**** Supplied material
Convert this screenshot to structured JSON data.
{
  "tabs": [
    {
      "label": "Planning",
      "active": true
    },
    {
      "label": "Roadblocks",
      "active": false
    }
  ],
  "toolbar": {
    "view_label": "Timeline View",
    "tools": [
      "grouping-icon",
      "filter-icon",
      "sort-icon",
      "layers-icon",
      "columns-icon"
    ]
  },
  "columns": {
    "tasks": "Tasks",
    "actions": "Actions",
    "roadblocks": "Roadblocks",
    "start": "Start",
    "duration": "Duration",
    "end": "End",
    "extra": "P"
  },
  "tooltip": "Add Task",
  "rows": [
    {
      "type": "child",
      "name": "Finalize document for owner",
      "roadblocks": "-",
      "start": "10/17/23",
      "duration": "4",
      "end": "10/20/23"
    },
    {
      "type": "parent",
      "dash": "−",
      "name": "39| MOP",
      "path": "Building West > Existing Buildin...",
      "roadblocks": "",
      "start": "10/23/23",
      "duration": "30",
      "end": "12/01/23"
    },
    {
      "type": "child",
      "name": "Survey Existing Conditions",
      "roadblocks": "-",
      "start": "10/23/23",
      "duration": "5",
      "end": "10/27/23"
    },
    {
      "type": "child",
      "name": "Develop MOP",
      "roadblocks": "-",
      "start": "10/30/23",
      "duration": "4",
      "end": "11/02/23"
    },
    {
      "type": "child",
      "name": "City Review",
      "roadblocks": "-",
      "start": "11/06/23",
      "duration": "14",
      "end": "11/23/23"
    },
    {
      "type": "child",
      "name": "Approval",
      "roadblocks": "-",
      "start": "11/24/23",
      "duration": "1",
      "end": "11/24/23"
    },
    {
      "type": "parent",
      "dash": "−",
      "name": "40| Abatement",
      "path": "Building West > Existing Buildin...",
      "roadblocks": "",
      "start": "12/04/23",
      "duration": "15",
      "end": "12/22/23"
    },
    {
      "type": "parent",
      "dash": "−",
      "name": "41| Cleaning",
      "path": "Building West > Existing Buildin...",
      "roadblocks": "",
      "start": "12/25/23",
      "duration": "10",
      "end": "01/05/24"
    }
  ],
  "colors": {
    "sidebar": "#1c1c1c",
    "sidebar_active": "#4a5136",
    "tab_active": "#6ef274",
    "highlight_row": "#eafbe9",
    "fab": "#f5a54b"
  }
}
********
## [What the task requires]
Please copy out each record, character for character.

## [Output for this task]
Convert this screenshot to structured JSON data.
{
  "tabs": [
    {
      "label": "Planning",
      "active": true
    },
    {
      "label": "Roadblocks",
      "active": false
    }
  ],
  "toolbar": {
    "view_label": "Timeline View",
    "tools": [
      "grouping-icon",
      "filter-icon",
      "sort-icon",
      "layers-icon",
      "columns-icon"
    ]
  },
  "columns": {
    "tasks": "Tasks",
    "actions": "Actions",
    "roadblocks": "Roadblocks",
    "start": "Start",
    "duration": "Duration",
    "end": "End",
    "extra": "P"
  },
  "tooltip": "Add Task",
  "rows": [
    {
      "type": "child",
      "name": "Finalize document for owner",
      "roadblocks": "-",
      "start": "10/17/23",
      "duration": "4",
      "end": "10/20/23"
    },
    {
      "type": "parent",
      "dash": "−",
      "name": "39| MOP",
      "path": "Building West > Existing Buildin...",
      "roadblocks": "",
      "start": "10/23/23",
      "duration": "30",
      "end": "12/01/23"
    },
    {
      "type": "child",
      "name": "Survey Existing Conditions",
      "roadblocks": "-",
      "start": "10/23/23",
      "duration": "5",
      "end": "10/27/23"
    },
    {
      "type": "child",
      "name": "Develop MOP",
      "roadblocks": "-",
      "start": "10/30/23",
      "duration": "4",
      "end": "11/02/23"
    },
    {
      "type": "child",
      "name": "City Review",
      "roadblocks": "-",
      "start": "11/06/23",
      "duration": "14",
      "end": "11/23/23"
    },
    {
      "type": "child",
      "name": "Approval",
      "roadblocks": "-",
      "start": "11/24/23",
      "duration": "1",
      "end": "11/24/23"
    },
    {
      "type": "parent",
      "dash": "−",
      "name": "40| Abatement",
      "path": "Building West > Existing Buildin...",
      "roadblocks": "",
      "start": "12/04/23",
      "duration": "15",
      "end": "12/22/23"
    },
    {
      "type": "parent",
      "dash": "−",
      "name": "41| Cleaning",
      "path": "Building West > Existing Buildin...",
      "roadblocks": "",
      "start": "12/25/23",
      "duration": "10",
      "end": "01/05/24"
    }
  ],
  "colors": {
    "sidebar": "#1c1c1c",
    "sidebar_active": "#4a5136",
    "tab_active": "#6ef274",
    "highlight_row": "#eafbe9",
    "fab": "#f5a54b"
  }
}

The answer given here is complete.